GOAL
Look through the lines below and extract each one that contains "same".
— START OF TASK INPUT —
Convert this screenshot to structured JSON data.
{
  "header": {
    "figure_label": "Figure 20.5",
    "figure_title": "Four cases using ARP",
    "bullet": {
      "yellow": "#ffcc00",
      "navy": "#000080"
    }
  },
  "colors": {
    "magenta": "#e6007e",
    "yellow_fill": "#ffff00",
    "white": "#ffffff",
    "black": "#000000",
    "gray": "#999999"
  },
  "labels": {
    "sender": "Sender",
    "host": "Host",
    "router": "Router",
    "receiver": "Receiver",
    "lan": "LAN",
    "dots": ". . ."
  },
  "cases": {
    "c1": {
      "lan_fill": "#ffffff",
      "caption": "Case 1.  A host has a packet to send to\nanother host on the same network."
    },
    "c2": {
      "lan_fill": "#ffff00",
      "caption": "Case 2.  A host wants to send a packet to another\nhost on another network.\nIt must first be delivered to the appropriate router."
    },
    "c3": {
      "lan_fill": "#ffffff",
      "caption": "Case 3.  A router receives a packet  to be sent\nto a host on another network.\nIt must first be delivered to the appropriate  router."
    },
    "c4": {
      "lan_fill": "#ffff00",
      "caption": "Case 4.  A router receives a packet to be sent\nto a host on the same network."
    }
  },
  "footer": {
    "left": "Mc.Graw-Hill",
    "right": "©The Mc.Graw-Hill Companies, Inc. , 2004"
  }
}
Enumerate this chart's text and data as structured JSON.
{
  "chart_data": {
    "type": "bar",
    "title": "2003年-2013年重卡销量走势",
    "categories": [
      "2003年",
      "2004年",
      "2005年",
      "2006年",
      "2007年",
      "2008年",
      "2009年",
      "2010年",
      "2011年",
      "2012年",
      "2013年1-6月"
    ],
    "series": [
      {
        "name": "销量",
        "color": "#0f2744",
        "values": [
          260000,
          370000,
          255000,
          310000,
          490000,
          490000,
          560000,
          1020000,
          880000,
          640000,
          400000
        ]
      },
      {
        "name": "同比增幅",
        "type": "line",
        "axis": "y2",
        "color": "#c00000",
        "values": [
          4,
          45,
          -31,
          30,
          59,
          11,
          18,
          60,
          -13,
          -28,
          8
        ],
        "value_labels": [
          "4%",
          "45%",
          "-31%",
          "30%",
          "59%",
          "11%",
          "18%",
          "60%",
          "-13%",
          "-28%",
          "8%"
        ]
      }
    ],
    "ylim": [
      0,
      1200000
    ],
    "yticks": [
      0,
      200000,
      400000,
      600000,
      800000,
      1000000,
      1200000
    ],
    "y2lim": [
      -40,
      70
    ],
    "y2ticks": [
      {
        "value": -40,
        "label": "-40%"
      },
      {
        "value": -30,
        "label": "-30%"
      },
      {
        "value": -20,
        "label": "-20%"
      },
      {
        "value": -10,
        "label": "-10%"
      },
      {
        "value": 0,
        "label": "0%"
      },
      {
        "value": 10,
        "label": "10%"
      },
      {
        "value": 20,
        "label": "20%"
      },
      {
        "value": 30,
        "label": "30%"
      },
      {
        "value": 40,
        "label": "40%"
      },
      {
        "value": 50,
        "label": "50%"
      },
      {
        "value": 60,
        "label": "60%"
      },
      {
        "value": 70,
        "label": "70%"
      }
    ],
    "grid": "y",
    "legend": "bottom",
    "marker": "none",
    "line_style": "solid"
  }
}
— END OF TASK INPUT —
REPLY
      "caption": "Case 1.  A host has a packet to send to\nanother host on the same network."
      "caption": "Case 4.  A router receives a packet to be sent\nto a host on the same network."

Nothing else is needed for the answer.